◆ Exercise aim ◆
Find each line containing the string "color" and return it.
* START Source material *
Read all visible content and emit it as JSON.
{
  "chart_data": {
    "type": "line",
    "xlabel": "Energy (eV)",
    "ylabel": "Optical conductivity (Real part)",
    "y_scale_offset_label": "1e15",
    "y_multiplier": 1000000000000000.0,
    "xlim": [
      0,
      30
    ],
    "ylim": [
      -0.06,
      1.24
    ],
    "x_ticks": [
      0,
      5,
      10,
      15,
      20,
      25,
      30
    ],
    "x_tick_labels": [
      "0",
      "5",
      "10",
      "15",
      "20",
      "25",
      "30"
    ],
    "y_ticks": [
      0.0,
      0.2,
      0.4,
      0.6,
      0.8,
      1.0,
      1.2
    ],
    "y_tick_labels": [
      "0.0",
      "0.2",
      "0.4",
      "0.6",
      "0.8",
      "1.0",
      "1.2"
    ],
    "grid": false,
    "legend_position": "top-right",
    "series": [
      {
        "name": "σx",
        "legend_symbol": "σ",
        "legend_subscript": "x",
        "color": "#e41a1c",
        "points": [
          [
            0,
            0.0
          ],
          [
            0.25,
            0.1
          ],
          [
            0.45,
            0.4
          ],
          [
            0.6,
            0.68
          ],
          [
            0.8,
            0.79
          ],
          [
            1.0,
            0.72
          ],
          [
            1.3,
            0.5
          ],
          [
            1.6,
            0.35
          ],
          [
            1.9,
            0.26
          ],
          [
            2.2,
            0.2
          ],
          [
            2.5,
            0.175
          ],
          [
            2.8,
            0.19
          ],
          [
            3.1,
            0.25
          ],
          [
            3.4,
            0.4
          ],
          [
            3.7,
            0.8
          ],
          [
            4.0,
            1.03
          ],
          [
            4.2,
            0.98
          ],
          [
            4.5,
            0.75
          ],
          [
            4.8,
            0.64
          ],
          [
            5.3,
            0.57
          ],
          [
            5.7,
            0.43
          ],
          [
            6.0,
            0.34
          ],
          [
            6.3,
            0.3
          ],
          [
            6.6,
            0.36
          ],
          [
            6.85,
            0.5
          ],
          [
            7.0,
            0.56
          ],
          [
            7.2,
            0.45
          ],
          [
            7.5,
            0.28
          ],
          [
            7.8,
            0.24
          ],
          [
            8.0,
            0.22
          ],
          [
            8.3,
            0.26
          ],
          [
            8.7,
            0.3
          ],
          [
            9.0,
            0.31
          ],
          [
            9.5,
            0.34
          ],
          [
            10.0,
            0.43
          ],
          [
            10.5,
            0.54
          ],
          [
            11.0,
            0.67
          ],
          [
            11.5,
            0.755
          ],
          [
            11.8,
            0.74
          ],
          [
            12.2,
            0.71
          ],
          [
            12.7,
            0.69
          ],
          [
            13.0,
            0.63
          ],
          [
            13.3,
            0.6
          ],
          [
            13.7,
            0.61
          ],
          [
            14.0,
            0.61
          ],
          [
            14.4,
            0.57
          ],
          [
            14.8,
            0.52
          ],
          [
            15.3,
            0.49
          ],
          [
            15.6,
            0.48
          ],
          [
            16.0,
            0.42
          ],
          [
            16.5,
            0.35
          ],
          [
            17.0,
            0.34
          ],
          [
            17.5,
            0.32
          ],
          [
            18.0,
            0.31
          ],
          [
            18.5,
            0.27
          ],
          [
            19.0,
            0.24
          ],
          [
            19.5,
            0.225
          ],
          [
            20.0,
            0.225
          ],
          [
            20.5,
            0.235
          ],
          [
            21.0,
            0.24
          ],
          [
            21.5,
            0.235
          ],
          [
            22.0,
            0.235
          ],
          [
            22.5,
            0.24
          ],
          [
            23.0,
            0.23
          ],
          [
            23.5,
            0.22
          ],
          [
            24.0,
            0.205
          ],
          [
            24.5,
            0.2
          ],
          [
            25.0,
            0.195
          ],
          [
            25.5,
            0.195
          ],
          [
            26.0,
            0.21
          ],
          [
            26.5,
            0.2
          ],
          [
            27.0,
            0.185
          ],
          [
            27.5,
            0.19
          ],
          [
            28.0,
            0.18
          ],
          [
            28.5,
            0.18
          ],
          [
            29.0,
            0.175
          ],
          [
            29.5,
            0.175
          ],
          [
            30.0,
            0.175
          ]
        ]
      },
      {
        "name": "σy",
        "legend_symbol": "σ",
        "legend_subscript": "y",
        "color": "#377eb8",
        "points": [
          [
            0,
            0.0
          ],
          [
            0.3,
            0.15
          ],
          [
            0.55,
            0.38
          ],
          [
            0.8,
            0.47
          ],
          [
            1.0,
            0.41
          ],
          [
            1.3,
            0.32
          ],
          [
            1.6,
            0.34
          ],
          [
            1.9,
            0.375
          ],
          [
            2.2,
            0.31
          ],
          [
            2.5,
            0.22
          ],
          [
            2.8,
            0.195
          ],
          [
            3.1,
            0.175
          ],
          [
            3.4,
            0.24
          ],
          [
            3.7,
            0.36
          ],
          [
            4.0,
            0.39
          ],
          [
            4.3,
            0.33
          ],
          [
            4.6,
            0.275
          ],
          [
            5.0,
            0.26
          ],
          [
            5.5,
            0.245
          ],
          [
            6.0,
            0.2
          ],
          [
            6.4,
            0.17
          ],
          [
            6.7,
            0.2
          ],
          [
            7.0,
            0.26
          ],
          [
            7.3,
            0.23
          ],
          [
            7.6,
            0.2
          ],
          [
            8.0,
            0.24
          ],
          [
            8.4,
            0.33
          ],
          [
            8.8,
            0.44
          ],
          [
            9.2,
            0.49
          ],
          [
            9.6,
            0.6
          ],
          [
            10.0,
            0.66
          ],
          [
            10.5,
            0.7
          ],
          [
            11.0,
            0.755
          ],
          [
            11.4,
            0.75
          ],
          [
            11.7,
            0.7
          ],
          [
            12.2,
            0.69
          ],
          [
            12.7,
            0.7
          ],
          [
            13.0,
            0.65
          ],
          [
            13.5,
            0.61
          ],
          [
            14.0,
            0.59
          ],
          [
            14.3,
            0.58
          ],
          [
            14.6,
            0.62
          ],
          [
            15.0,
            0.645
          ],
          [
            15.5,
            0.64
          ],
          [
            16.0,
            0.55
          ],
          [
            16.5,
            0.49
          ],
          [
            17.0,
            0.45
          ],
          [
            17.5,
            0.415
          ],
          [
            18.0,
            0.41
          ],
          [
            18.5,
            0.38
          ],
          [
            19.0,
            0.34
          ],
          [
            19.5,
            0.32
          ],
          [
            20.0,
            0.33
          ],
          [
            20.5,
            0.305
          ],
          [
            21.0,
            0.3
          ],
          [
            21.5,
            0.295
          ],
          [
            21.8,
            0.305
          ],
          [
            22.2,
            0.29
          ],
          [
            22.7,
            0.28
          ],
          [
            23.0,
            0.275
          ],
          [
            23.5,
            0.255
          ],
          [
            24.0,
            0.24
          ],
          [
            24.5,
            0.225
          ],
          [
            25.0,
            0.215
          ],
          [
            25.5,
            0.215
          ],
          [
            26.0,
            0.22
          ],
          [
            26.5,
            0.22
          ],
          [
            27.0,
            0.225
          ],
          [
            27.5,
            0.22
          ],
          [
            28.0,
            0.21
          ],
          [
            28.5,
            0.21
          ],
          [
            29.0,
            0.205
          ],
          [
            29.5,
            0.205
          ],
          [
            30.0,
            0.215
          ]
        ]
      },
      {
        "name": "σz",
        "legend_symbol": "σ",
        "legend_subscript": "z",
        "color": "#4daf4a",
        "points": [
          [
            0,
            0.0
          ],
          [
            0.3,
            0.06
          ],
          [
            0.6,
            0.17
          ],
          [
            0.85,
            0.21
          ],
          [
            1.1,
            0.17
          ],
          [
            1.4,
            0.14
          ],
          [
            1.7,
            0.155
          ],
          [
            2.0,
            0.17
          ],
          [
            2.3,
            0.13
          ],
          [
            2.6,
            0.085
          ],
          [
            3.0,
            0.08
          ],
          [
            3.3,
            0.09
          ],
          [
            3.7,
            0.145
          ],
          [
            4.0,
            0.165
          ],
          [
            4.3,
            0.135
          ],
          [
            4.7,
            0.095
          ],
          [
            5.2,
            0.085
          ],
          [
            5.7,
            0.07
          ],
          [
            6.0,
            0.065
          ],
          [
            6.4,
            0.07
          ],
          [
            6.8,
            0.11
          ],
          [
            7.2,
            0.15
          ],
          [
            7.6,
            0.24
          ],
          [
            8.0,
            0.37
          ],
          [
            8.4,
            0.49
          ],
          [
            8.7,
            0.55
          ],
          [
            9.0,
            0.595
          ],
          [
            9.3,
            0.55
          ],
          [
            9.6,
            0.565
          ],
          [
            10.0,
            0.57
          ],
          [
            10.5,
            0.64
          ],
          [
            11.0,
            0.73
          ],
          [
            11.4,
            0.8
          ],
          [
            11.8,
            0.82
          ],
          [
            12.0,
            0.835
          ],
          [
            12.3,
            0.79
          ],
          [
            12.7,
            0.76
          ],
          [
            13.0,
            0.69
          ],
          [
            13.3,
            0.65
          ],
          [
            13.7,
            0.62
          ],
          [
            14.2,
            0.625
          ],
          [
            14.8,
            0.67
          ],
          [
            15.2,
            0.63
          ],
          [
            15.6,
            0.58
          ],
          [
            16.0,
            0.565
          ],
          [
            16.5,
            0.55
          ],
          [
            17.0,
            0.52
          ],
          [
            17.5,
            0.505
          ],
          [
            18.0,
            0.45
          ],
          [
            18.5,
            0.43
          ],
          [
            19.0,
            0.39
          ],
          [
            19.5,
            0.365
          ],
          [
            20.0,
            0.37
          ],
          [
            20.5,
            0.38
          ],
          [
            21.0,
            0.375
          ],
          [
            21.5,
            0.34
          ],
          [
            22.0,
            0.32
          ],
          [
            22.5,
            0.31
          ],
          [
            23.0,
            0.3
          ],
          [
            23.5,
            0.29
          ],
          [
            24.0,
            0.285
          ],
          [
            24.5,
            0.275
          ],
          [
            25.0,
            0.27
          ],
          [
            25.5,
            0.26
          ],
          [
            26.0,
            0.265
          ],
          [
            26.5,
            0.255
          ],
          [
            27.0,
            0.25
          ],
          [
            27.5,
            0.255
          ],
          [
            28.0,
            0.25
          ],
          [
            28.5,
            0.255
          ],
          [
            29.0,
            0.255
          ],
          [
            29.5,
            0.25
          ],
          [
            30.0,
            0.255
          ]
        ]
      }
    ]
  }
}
* END Source material *
◆ Written response ◆
        "color": "#e41a1c",
        "color": "#377eb8",
        "color": "#4daf4a",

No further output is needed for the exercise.